• _WRITTEN PROBLEM_: Edit the records starting at the beginning and ending at the line containing "- pitch-svg-1: 1" so that "pitch-cell-value" becomes "pitch-cell-number" each time it appears, with nothing else changed.

Element location listings
::::

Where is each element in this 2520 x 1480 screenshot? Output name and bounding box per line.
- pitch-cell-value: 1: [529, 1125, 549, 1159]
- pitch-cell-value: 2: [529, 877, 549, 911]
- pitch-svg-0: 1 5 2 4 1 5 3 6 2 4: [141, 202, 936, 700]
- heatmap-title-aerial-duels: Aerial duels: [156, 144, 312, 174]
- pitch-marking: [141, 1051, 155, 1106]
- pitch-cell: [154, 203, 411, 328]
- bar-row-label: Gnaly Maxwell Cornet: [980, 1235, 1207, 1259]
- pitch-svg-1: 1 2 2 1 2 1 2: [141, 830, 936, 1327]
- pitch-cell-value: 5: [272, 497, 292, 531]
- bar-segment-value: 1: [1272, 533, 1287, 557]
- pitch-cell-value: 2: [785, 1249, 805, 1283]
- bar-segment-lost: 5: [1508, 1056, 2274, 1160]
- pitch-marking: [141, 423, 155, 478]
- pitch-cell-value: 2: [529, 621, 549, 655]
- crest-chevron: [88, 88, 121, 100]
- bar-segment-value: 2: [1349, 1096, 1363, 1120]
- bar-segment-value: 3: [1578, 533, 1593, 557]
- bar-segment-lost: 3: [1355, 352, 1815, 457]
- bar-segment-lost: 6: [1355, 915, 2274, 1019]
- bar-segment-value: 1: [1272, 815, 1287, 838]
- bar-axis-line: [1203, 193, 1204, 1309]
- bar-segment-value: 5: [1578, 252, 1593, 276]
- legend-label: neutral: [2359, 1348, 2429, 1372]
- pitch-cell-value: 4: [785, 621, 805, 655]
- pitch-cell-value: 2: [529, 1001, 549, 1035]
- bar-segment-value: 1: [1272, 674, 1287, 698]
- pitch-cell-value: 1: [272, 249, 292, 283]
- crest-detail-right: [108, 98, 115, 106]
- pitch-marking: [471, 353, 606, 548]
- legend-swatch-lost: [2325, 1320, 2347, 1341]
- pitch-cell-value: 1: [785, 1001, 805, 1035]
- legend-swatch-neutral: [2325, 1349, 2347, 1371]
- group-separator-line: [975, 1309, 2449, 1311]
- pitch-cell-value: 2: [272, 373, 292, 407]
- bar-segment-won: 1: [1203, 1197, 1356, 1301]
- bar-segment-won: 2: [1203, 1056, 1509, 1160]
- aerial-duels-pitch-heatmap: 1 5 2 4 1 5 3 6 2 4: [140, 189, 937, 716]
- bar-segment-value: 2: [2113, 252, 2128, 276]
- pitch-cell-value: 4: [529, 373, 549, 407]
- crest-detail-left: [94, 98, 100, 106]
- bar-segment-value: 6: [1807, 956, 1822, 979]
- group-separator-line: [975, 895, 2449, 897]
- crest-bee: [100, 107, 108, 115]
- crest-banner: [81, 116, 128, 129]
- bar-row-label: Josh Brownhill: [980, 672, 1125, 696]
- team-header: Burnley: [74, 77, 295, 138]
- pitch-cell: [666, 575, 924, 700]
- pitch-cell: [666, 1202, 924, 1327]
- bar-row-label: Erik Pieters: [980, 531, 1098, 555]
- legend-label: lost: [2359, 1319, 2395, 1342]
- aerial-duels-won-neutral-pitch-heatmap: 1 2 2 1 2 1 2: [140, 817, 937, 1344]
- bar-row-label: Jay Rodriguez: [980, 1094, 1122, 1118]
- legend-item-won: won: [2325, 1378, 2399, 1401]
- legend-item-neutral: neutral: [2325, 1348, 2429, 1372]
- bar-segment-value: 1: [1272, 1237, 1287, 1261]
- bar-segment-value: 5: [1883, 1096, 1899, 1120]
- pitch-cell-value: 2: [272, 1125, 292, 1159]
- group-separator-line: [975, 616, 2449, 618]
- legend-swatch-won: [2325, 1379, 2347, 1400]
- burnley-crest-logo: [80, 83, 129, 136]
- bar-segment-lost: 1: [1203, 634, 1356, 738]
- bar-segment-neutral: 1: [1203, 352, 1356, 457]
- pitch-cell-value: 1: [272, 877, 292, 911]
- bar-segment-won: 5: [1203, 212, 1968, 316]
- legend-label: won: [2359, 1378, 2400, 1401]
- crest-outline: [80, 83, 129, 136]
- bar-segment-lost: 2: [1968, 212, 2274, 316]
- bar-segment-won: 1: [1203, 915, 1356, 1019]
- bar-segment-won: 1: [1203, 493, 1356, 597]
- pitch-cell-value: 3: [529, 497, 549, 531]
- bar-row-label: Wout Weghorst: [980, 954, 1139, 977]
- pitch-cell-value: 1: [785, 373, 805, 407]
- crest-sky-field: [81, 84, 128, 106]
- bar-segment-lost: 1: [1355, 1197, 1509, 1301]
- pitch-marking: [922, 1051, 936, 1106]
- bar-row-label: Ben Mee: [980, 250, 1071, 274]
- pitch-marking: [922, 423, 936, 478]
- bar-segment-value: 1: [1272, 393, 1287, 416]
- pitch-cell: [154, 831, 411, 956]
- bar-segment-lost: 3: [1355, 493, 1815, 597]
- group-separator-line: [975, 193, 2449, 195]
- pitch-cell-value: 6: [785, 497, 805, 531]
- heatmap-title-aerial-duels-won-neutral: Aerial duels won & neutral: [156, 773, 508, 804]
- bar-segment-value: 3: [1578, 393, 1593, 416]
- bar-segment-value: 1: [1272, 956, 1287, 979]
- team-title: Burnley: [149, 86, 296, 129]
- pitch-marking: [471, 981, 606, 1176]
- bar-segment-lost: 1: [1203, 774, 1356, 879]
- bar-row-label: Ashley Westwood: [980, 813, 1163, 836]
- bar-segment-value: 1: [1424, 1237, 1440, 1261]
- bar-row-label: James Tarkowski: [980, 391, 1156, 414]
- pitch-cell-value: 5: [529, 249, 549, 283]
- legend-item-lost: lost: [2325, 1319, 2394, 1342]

::::

• _TASK ANSWER_:
Where is each element in this 2520 x 1480 screenshot? Output name and bounding box per line.
- pitch-cell-number: 1: [529, 1125, 549, 1159]
- pitch-cell-number: 2: [529, 877, 549, 911]
- pitch-svg-0: 1 5 2 4 1 5 3 6 2 4: [141, 202, 936, 700]
- heatmap-title-aerial-duels: Aerial duels: [156, 144, 312, 174]
- pitch-marking: [141, 1051, 155, 1106]
- pitch-cell: [154, 203, 411, 328]
- bar-row-label: Gnaly Maxwell Cornet: [980, 1235, 1207, 1259]
- pitch-svg-1: 1 2 2 1 2 1 2: [141, 830, 936, 1327]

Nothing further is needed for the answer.